• **Task goal**:
Copy every line of the data that contains the string "Provider".

^^^^^^^^^^^^^^^^

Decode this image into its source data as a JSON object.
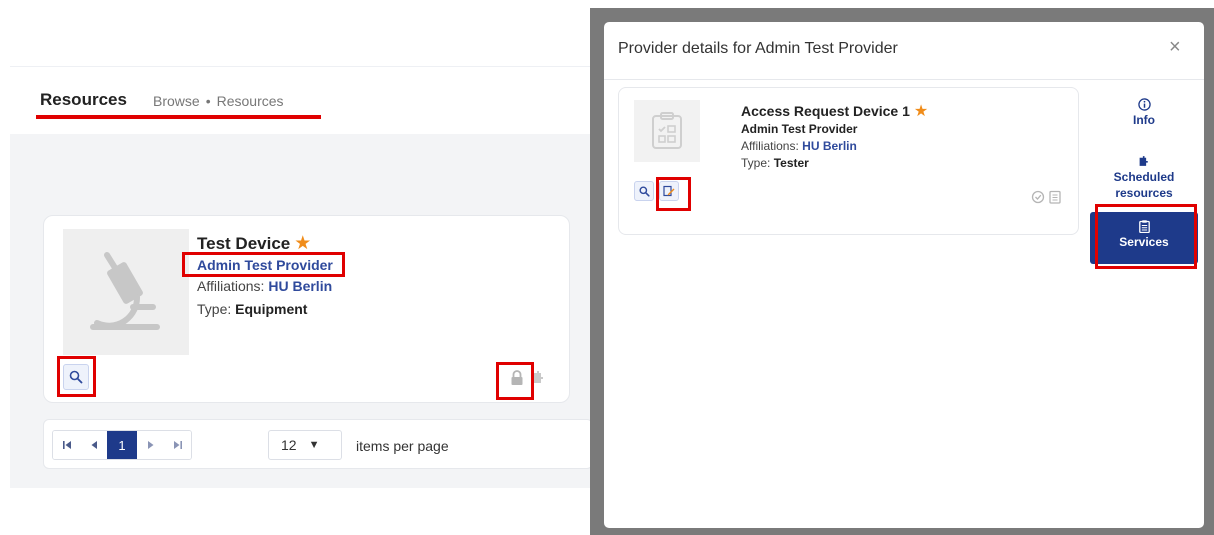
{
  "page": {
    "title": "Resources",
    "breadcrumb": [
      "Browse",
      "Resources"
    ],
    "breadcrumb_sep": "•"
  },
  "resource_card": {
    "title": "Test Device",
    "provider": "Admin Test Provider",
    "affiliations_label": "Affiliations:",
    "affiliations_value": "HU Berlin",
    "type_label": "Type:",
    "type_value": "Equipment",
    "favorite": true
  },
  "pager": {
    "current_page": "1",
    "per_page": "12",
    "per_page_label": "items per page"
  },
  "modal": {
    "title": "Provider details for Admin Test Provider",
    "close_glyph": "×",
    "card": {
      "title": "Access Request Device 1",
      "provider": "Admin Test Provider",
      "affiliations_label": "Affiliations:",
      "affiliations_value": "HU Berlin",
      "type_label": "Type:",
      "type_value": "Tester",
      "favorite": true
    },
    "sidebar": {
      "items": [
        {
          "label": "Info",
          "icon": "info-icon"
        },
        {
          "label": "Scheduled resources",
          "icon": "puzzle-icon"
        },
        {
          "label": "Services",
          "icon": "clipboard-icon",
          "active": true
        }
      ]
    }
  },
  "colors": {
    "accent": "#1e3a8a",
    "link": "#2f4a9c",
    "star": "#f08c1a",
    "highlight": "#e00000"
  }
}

^^^^^^^^^^^^^^^^

• **Solution to the exercise**:
    "provider": "Admin Test Provider",
    "title": "Provider details for Admin Test Provider",
      "provider": "Admin Test Provider",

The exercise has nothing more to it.